BEGIN Given data
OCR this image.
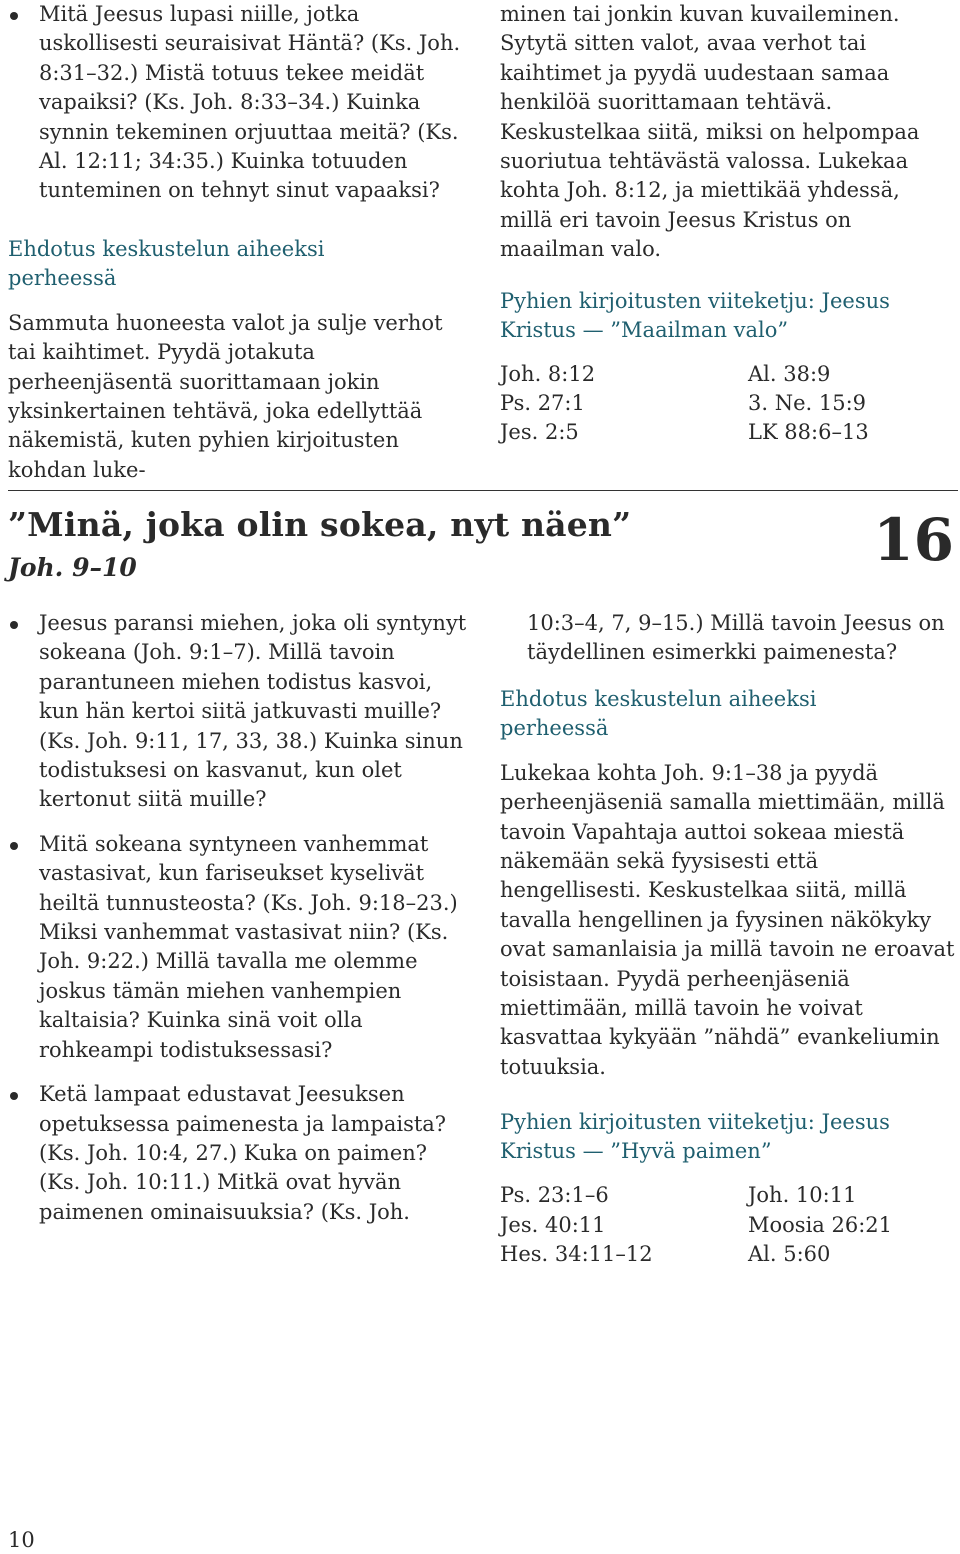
Mitä Jeesus lupasi niille, jotka uskollisesti seuraisivat Häntä? (Ks. Joh. 8:31–32.) Mistä totuus tekee meidät vapaiksi? (Ks. Joh. 8:33–34.) Kuinka synnin tekeminen orjuuttaa meitä? (Ks. Al. 12:11; 34:35.) Kuinka totuuden tunteminen on tehnyt sinut vapaaksi?
Ehdotus keskustelun aiheeksi perheessä

Sammuta huoneesta valot ja sulje verhot tai kaihtimet. Pyydä jotakuta perheenjäsentä suorittamaan jokin yksinkertainen tehtävä, joka edellyttää näkemistä, kuten pyhien kirjoitusten kohdan luke-

minen tai jonkin kuvan kuvaileminen. Sytytä sitten valot, avaa verhot tai kaihtimet ja pyydä uudestaan samaa henkilöä suorittamaan tehtävä. Keskustelkaa siitä, miksi on helpompaa suoriutua tehtävästä valossa. Lukekaa kohta Joh. 8:12, ja miettikää yhdessä, millä eri tavoin Jeesus Kristus on maailman valo.

Pyhien kirjoitusten viiteketju: Jeesus Kristus — ”Maailman valo”
Joh. 8:12	Al. 38:9
Ps. 27:1	3. Ne. 15:9
Jes. 2:5	LK 88:6–13
”Minä, joka olin sokea, nyt näen”
Joh. 9–10	16
Jeesus paransi miehen, joka oli syntynyt sokeana (Joh. 9:1–7). Millä tavoin parantuneen miehen todistus kasvoi, kun hän kertoi siitä jatkuvasti muille? (Ks. Joh. 9:11, 17, 33, 38.) Kuinka sinun todistuksesi on kasvanut, kun olet kertonut siitä muille?
Mitä sokeana syntyneen vanhemmat vastasivat, kun fariseukset kyselivät heiltä tunnusteosta? (Ks. Joh. 9:18–23.) Miksi vanhemmat vastasivat niin? (Ks. Joh. 9:22.) Millä tavalla me olemme joskus tämän miehen vanhempien kaltaisia? Kuinka sinä voit olla rohkeampi todistuksessasi?
Ketä lampaat edustavat Jeesuksen opetuksessa paimenesta ja lampaista? (Ks. Joh. 10:4, 27.) Kuka on paimen? (Ks. Joh. 10:11.) Mitkä ovat hyvän paimenen ominaisuuksia? (Ks. Joh.

10:3–4, 7, 9–15.) Millä tavoin Jeesus on täydellinen esimerkki paimenesta?

Ehdotus keskustelun aiheeksi perheessä

Lukekaa kohta Joh. 9:1–38 ja pyydä perheenjäseniä samalla miettimään, millä tavoin Vapahtaja auttoi sokeaa miestä näkemään sekä fyysisesti että hengellisesti. Keskustelkaa siitä, millä tavalla hengellinen ja fyysinen näkökyky ovat samanlaisia ja millä tavoin ne eroavat toisistaan. Pyydä perheenjäseniä miettimään, millä tavoin he voivat kasvattaa kykyään ”nähdä” evankeliumin totuuksia.

Pyhien kirjoitusten viiteketju: Jeesus Kristus — ”Hyvä paimen”
Ps. 23:1–6	Joh. 10:11
Jes. 40:11	Moosia 26:21
Hes. 34:11–12	Al. 5:60
10
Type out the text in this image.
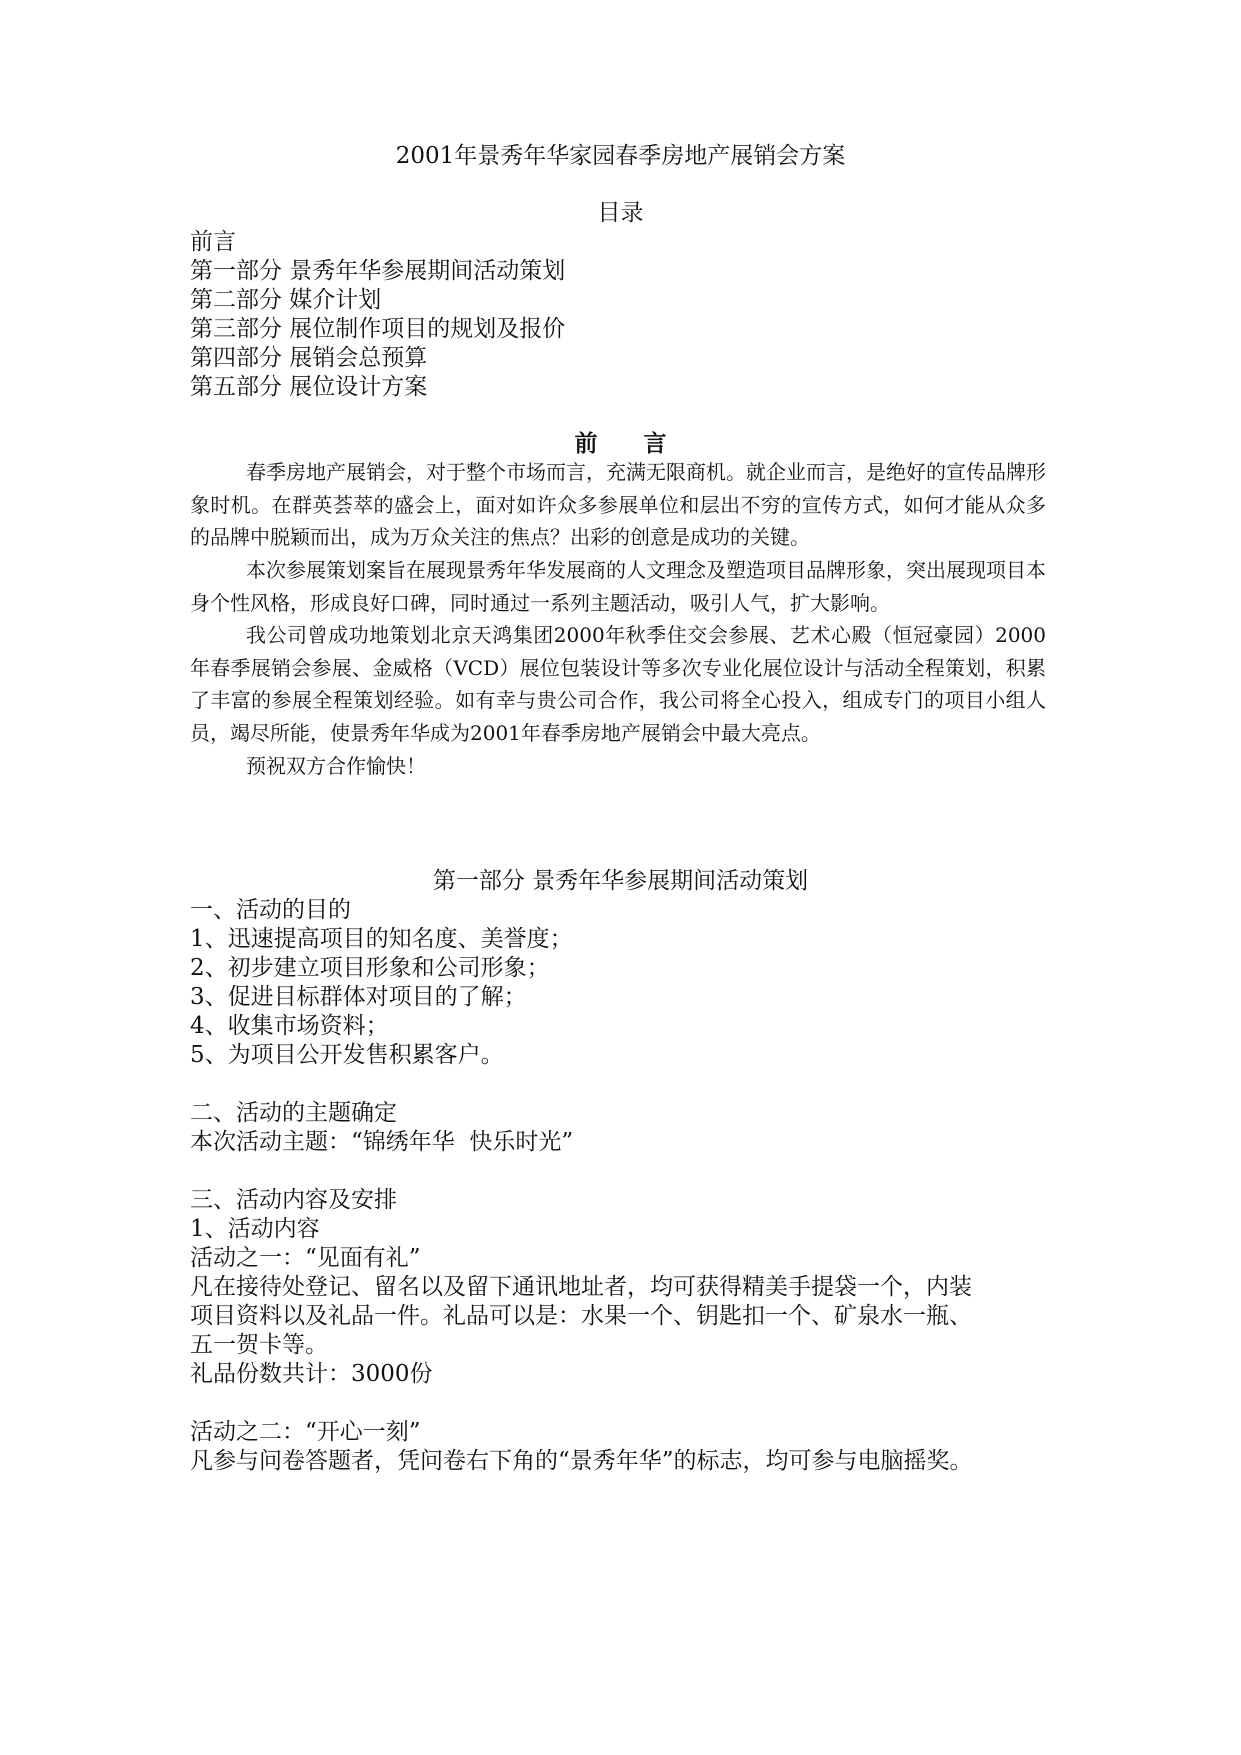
2001年景秀年华家园春季房地产展销会方案
目录
前言
第一部分 景秀年华参展期间活动策划
第二部分 媒介计划
第三部分 展位制作项目的规划及报价
第四部分 展销会总预算
第五部分 展位设计方案
前言
春季房地产展销会，对于整个市场而言，充满无限商机。就企业而言，是绝好的宣传品牌形象时机。在群英荟萃的盛会上，面对如许众多参展单位和层出不穷的宣传方式，如何才能从众多的品牌中脱颖而出，成为万众关注的焦点？出彩的创意是成功的关键。
本次参展策划案旨在展现景秀年华发展商的人文理念及塑造项目品牌形象，突出展现项目本身个性风格，形成良好口碑，同时通过一系列主题活动，吸引人气，扩大影响。
我公司曾成功地策划北京天鸿集团2000年秋季住交会参展、艺术心殿（恒冠豪园）2000年春季展销会参展、金威格（VCD）展位包装设计等多次专业化展位设计与活动全程策划，积累了丰富的参展全程策划经验。如有幸与贵公司合作，我公司将全心投入，组成专门的项目小组人员，竭尽所能，使景秀年华成为2001年春季房地产展销会中最大亮点。
预祝双方合作愉快！
第一部分 景秀年华参展期间活动策划
一、活动的目的
1、迅速提高项目的知名度、美誉度；
2、初步建立项目形象和公司形象；
3、促进目标群体对项目的了解；
4、收集市场资料；
5、为项目公开发售积累客户。
二、活动的主题确定
本次活动主题：“锦绣年华  快乐时光”
三、活动内容及安排
1、活动内容
活动之一：“见面有礼”
凡在接待处登记、留名以及留下通讯地址者，均可获得精美手提袋一个，内装
项目资料以及礼品一件。礼品可以是：水果一个、钥匙扣一个、矿泉水一瓶、
五一贺卡等。
礼品份数共计：3000份
活动之二：“开心一刻”
凡参与问卷答题者，凭问卷右下角的“景秀年华”的标志，均可参与电脑摇奖。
END Given data
▶ _Aim of the exercise_
Lines that hold "valot" are the ones to copy; find all of them.

▶ _Finished answer_
Sammuta huoneesta valot ja sulje verhot tai kaihtimet. Pyydä jotakuta perheenjäsentä suorittamaan jokin yksinkertainen tehtävä, joka edellyttää näkemistä, kuten pyhien kirjoitusten kohdan luke-
minen tai jonkin kuvan kuvaileminen. Sytytä sitten valot, avaa verhot tai kaihtimet ja pyydä uudestaan samaa henkilöä suorittamaan tehtävä. Keskustelkaa siitä, miksi on helpompaa suoriutua tehtävästä valossa. Lukekaa kohta Joh. 8:12, ja miettikää yhdessä, millä eri tavoin Jeesus Kristus on maailman valo.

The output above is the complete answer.